▶ _EXERCISE TASK_
Locate the string "this" throughout the material and copy every line in which it occurs.

►

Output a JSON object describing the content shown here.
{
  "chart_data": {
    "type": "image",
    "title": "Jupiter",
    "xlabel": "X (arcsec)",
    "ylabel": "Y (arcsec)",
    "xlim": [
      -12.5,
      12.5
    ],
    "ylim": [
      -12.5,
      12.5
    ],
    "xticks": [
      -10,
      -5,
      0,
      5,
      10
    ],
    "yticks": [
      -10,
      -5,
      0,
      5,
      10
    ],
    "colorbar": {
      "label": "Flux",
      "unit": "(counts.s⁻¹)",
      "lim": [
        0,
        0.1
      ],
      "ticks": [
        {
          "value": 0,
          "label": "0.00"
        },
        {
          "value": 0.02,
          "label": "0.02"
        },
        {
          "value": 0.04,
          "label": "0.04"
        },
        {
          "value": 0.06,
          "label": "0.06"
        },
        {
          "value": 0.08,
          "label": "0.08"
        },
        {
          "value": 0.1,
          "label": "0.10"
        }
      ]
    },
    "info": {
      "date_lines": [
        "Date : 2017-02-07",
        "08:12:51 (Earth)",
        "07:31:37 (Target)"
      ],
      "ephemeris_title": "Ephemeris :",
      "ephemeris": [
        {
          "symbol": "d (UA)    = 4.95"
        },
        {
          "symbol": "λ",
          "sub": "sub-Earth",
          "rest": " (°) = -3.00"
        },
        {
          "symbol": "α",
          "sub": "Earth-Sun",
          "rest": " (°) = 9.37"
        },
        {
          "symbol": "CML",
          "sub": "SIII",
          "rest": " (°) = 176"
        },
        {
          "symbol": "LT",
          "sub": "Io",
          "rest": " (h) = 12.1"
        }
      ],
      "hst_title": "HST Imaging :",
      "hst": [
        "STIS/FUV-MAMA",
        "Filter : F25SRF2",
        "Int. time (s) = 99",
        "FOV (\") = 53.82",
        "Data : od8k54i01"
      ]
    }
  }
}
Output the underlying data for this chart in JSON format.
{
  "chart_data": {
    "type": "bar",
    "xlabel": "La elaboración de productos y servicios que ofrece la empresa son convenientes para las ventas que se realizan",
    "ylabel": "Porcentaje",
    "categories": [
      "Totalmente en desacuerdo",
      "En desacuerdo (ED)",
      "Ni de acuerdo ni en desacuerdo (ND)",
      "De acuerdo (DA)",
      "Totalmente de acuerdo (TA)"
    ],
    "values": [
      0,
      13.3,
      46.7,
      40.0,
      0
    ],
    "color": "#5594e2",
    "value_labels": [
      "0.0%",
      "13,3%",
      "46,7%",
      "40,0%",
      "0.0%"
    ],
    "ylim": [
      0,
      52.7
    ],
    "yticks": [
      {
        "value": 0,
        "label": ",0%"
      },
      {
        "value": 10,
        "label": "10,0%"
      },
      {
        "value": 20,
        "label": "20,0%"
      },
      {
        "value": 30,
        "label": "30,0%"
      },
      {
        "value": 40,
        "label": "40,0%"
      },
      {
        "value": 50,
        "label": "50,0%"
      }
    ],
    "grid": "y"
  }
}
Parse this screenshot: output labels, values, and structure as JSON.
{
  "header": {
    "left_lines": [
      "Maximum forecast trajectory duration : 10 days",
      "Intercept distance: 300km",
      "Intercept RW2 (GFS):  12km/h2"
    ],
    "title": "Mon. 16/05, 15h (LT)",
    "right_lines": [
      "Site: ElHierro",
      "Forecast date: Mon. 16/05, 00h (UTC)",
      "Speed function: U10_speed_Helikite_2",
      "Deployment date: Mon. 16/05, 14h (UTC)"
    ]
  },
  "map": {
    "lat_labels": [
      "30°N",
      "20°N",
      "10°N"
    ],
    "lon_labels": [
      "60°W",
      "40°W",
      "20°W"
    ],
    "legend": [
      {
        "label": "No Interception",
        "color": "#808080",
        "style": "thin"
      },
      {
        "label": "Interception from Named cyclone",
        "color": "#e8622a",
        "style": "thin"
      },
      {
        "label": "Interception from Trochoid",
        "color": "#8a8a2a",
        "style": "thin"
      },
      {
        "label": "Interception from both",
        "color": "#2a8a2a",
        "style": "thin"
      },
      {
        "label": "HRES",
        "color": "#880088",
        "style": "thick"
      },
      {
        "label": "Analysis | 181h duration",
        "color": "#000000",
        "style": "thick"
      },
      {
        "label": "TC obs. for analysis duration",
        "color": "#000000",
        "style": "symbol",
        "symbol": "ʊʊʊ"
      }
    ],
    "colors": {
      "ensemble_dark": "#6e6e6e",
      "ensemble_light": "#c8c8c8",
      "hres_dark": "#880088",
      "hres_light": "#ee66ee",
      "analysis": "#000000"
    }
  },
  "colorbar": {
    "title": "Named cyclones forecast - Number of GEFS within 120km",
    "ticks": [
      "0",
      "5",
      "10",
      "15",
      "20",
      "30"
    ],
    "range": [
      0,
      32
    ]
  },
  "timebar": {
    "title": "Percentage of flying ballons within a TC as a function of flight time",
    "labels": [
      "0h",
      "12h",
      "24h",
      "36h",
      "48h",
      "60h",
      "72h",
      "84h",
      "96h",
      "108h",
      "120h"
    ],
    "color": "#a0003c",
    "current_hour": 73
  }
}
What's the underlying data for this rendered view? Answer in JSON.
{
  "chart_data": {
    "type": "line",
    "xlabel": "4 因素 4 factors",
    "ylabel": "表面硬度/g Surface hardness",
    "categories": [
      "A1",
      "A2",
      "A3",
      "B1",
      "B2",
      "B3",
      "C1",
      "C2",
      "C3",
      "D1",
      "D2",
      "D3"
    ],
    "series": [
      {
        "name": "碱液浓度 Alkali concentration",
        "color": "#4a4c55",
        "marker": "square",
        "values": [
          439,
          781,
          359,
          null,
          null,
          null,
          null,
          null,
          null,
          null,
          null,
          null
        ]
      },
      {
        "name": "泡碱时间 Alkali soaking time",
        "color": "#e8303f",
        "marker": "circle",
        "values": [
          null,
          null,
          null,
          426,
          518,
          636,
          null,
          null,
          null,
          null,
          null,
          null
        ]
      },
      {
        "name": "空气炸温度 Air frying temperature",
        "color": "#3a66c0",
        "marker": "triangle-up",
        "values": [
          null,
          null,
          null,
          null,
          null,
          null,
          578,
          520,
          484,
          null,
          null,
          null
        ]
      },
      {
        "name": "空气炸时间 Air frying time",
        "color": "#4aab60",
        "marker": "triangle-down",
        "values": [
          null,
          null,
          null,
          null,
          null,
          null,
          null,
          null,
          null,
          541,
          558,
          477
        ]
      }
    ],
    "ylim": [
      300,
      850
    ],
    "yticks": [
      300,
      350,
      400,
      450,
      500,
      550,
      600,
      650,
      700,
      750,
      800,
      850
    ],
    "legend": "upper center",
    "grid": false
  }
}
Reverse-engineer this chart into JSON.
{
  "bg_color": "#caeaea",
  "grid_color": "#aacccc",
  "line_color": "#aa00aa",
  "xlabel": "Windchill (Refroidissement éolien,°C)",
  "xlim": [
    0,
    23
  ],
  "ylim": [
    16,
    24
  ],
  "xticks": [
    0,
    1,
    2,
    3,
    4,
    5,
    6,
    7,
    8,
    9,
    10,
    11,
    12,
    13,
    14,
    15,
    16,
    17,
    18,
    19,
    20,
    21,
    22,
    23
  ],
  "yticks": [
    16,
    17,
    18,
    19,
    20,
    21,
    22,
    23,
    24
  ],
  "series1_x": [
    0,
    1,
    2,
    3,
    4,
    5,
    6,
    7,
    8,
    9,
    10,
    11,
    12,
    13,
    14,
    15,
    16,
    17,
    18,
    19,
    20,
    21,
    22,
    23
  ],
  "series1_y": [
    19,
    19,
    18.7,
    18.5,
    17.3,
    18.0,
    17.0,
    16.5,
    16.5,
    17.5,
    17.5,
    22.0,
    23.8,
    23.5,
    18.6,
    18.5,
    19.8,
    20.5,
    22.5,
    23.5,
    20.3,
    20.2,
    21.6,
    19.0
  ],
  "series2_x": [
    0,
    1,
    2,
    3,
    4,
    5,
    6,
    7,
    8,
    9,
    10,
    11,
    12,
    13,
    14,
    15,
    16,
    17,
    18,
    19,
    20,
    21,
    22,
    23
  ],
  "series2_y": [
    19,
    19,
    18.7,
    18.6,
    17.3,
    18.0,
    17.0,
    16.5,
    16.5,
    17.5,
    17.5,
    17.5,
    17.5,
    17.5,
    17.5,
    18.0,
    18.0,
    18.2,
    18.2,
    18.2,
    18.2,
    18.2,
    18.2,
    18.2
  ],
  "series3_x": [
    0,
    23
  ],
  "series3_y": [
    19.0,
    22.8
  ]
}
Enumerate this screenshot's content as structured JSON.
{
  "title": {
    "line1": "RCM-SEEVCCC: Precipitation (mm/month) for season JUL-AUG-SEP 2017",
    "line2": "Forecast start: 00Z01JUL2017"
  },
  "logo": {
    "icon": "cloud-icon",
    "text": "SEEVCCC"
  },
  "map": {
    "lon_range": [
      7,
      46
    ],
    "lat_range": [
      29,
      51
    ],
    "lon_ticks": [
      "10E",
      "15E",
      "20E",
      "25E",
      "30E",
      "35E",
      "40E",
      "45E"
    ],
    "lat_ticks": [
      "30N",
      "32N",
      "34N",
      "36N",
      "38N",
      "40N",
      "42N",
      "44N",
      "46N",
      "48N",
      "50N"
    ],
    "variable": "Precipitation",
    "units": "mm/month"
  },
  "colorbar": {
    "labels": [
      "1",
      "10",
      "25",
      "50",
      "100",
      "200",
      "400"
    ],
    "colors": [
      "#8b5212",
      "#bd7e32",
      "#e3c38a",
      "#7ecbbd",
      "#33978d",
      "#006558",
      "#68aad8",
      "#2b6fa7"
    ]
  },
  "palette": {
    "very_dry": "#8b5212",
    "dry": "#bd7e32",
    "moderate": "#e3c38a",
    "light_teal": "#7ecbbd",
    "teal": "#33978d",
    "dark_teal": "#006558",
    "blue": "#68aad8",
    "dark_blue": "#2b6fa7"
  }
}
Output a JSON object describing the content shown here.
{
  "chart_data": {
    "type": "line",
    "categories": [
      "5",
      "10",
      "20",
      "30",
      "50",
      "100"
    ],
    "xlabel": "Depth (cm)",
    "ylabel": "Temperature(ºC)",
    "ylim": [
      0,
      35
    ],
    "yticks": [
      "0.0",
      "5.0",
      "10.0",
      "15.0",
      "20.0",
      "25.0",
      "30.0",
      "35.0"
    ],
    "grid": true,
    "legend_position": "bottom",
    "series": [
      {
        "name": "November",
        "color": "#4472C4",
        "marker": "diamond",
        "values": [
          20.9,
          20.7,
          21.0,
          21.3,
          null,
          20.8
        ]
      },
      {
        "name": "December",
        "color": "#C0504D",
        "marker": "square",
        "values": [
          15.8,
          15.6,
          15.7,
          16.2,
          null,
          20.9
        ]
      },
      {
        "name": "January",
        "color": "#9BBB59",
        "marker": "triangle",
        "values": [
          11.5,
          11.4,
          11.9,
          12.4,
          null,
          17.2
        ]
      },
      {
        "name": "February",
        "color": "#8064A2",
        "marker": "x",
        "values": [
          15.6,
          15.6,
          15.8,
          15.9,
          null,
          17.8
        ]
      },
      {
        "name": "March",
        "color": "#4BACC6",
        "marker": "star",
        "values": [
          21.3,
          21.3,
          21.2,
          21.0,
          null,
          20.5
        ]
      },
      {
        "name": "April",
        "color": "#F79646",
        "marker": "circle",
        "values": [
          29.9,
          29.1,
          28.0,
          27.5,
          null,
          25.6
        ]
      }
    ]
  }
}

◄

▶ _SOLUTION_
Output the underlying data for this chart in JSON format.
Parse this screenshot: output labels, values, and structure as JSON.
What's the underlying data for this rendered view? Answer in JSON.
Reverse-engineer this chart into JSON.
Enumerate this screenshot's content as structured JSON.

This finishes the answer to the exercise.